**Task input**
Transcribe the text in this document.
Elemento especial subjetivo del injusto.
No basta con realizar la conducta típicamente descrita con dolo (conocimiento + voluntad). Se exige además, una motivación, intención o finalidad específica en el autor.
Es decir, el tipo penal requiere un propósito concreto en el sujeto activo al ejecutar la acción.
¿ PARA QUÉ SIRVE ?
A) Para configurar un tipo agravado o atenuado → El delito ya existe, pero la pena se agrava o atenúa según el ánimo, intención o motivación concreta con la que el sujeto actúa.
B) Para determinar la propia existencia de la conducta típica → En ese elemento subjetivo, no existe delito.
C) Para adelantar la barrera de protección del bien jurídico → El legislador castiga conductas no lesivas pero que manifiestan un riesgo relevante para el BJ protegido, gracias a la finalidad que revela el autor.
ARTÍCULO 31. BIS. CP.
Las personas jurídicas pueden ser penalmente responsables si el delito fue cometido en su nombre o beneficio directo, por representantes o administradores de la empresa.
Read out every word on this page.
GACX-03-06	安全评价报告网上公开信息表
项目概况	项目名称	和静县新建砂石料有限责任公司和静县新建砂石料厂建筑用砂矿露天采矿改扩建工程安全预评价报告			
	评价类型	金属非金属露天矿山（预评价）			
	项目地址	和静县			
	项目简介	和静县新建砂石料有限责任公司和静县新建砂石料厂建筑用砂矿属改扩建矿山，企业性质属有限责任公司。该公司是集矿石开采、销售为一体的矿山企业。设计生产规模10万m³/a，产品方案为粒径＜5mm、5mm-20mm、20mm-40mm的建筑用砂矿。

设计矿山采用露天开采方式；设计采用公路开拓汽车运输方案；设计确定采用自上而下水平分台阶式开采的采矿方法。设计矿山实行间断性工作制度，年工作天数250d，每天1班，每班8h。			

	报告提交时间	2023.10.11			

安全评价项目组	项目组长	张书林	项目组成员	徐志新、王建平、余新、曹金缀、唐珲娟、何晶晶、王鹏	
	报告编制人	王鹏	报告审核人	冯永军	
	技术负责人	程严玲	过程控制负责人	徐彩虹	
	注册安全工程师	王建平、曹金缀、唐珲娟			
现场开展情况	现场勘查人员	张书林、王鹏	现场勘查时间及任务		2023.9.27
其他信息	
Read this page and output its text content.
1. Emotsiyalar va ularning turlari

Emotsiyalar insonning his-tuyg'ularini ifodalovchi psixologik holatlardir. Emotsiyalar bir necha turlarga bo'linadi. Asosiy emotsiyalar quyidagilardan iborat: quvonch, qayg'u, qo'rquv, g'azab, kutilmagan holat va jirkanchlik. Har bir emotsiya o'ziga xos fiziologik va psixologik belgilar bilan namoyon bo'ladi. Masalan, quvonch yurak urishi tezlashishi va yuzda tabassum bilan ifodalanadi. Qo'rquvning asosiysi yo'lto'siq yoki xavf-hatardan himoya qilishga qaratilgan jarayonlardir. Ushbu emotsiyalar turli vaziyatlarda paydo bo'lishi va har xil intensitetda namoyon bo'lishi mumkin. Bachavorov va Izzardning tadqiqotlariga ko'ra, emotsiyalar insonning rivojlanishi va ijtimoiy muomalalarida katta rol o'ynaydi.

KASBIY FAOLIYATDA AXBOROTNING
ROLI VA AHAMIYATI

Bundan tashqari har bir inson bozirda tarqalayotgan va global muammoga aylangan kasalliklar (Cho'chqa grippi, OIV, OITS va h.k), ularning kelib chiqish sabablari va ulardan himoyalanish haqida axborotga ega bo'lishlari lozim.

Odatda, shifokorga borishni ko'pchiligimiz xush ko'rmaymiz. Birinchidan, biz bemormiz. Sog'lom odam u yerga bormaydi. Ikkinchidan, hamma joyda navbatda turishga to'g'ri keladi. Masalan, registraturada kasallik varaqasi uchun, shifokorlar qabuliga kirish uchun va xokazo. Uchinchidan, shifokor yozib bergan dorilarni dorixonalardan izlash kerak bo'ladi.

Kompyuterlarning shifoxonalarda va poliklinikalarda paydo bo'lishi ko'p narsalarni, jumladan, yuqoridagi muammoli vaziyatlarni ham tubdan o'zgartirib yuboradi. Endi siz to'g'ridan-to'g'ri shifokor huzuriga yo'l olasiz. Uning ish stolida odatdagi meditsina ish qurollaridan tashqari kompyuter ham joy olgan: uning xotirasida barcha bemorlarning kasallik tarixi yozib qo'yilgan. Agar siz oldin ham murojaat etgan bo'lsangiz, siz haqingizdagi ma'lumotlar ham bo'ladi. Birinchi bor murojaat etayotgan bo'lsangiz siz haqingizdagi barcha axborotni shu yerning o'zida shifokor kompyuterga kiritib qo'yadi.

**Request**
Repeat every entry exactly as written above.

**Answer to the problem**
Transcribe the text in this document.
Elemento especial subjetivo del injusto.
No basta con realizar la conducta típicamente descrita con dolo (conocimiento + voluntad). Se exige además, una motivación, intención o finalidad específica en el autor.
Es decir, el tipo penal requiere un propósito concreto en el sujeto activo al ejecutar la acción.
¿ PARA QUÉ SIRVE ?
A) Para configurar un tipo agravado o atenuado → El delito ya existe, pero la pena se agrava o atenúa según el ánimo, intención o motivación concreta con la que el sujeto actúa.
B) Para determinar la propia existencia de la conducta típica → En ese elemento subjetivo, no existe delito.
C) Para adelantar la barrera de protección del bien jurídico → El legislador castiga conductas no lesivas pero que manifiestan un riesgo relevante para el BJ protegido, gracias a la finalidad que revela el autor.
ARTÍCULO 31. BIS. CP.
Las personas jurídicas pueden ser penalmente responsables si el delito fue cometido en su nombre o beneficio directo, por representantes o administradores de la empresa.
Read out every word on this page.
GACX-03-06	安全评价报告网上公开信息表
项目概况	项目名称	和静县新建砂石料有限责任公司和静县新建砂石料厂建筑用砂矿露天采矿改扩建工程安全预评价报告			
	评价类型	金属非金属露天矿山（预评价）			
	项目地址	和静县			
	项目简介	和静县新建砂石料有限责任公司和静县新建砂石料厂建筑用砂矿属改扩建矿山，企业性质属有限责任公司。该公司是集矿石开采、销售为一体的矿山企业。设计生产规模10万m³/a，产品方案为粒径＜5mm、5mm-20mm、20mm-40mm的建筑用砂矿。

设计矿山采用露天开采方式；设计采用公路开拓汽车运输方案；设计确定采用自上而下水平分台阶式开采的采矿方法。设计矿山实行间断性工作制度，年工作天数250d，每天1班，每班8h。			

	报告提交时间	2023.10.11			

安全评价项目组	项目组长	张书林	项目组成员	徐志新、王建平、余新、曹金缀、唐珲娟、何晶晶、王鹏	
	报告编制人	王鹏	报告审核人	冯永军	
	技术负责人	程严玲	过程控制负责人	徐彩虹	
	注册安全工程师	王建平、曹金缀、唐珲娟			
现场开展情况	现场勘查人员	张书林、王鹏	现场勘查时间及任务		2023.9.27
其他信息	
Read this page and output its text content.
1. Emotsiyalar va ularning turlari

Emotsiyalar insonning his-tuyg'ularini ifodalovchi psixologik holatlardir. Emotsiyalar bir necha turlarga bo'linadi. Asosiy emotsiyalar quyidagilardan iborat: quvonch, qayg'u, qo'rquv, g'azab, kutilmagan holat va jirkanchlik. Har bir emotsiya o'ziga xos fiziologik va psixologik belgilar bilan namoyon bo'ladi. Masalan, quvonch yurak urishi tezlashishi va yuzda tabassum bilan ifodalanadi. Qo'rquvning asosiysi yo'lto'siq yoki xavf-hatardan himoya qilishga qaratilgan jarayonlardir. Ushbu emotsiyalar turli vaziyatlarda paydo bo'lishi va har xil intensitetda namoyon bo'lishi mumkin. Bachavorov va Izzardning tadqiqotlariga ko'ra, emotsiyalar insonning rivojlanishi va ijtimoiy muomalalarida katta rol o'ynaydi.

KASBIY FAOLIYATDA AXBOROTNING
ROLI VA AHAMIYATI

Bundan tashqari har bir inson bozirda tarqalayotgan va global muammoga aylangan kasalliklar (Cho'chqa grippi, OIV, OITS va h.k), ularning kelib chiqish sabablari va ulardan himoyalanish haqida axborotga ega bo'lishlari lozim.

Odatda, shifokorga borishni ko'pchiligimiz xush ko'rmaymiz. Birinchidan, biz bemormiz. Sog'lom odam u yerga bormaydi. Ikkinchidan, hamma joyda navbatda turishga to'g'ri keladi. Masalan, registraturada kasallik varaqasi uchun, shifokorlar qabuliga kirish uchun va xokazo. Uchinchidan, shifokor yozib bergan dorilarni dorixonalardan izlash kerak bo'ladi.

Kompyuterlarning shifoxonalarda va poliklinikalarda paydo bo'lishi ko'p narsalarni, jumladan, yuqoridagi muammoli vaziyatlarni ham tubdan o'zgartirib yuboradi. Endi siz to'g'ridan-to'g'ri shifokor huzuriga yo'l olasiz. Uning ish stolida odatdagi meditsina ish qurollaridan tashqari kompyuter ham joy olgan: uning xotirasida barcha bemorlarning kasallik tarixi yozib qo'yilgan. Agar siz oldin ham murojaat etgan bo'lsangiz, siz haqingizdagi ma'lumotlar ham bo'ladi. Birinchi bor murojaat etayotgan bo'lsangiz siz haqingizdagi barcha axborotni shu yerning o'zida shifokor kompyuterga kiritib qo'yadi.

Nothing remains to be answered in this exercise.